**EXERCISE INSTRUCTIONS**. The entries below should be given again exactly, minus their pictures.

**RECORDED INFORMATION**.
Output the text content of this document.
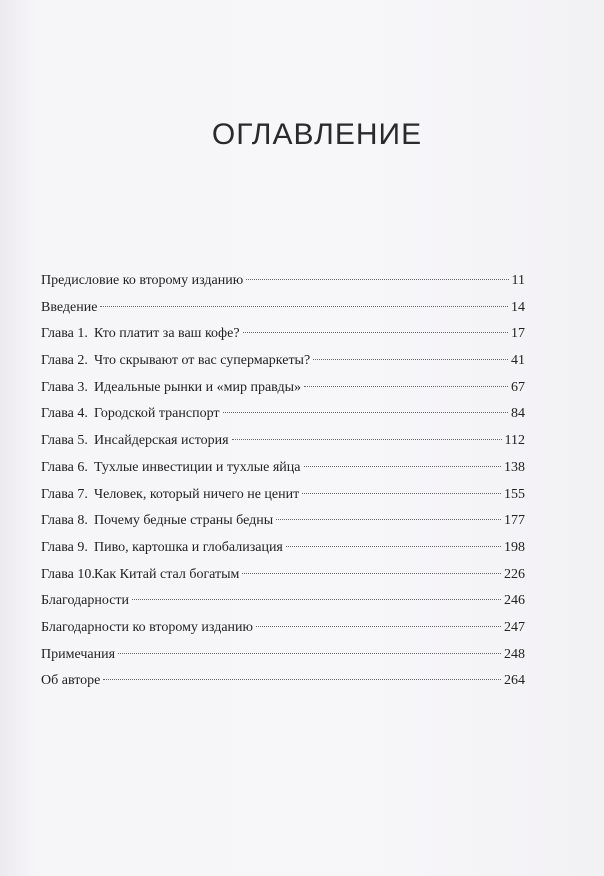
ОГЛАВЛЕНИЕ
Предисловие ко второму изданию	11
Введение	14
Глава 1. Кто платит за ваш кофе?	17
Глава 2. Что скрывают от вас супермаркеты?	41
Глава 3. Идеальные рынки и «мир правды»	67
Глава 4. Городской транспорт	84
Глава 5. Инсайдерская история	112
Глава 6. Тухлые инвестиции и тухлые яйца	138
Глава 7. Человек, который ничего не ценит	155
Глава 8. Почему бедные страны бедны	177
Глава 9. Пиво, картошка и глобализация	198
Глава 10. Как Китай стал богатым	226
Благодарности	246
Благодарности ко второму изданию	247
Примечания	248
Об авторе	264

**THE OUTPUT**.
Output the text content of this document.
ОГЛАВЛЕНИЕ
Предисловие ко второму изданию	11
Введение	14
Глава 1. Кто платит за ваш кофе?	17
Глава 2. Что скрывают от вас супермаркеты?	41
Глава 3. Идеальные рынки и «мир правды»	67
Глава 4. Городской транспорт	84
Глава 5. Инсайдерская история	112
Глава 6. Тухлые инвестиции и тухлые яйца	138
Глава 7. Человек, который ничего не ценит	155
Глава 8. Почему бедные страны бедны	177
Глава 9. Пиво, картошка и глобализация	198
Глава 10. Как Китай стал богатым	226
Благодарности	246
Благодарности ко второму изданию	247
Примечания	248
Об авторе	264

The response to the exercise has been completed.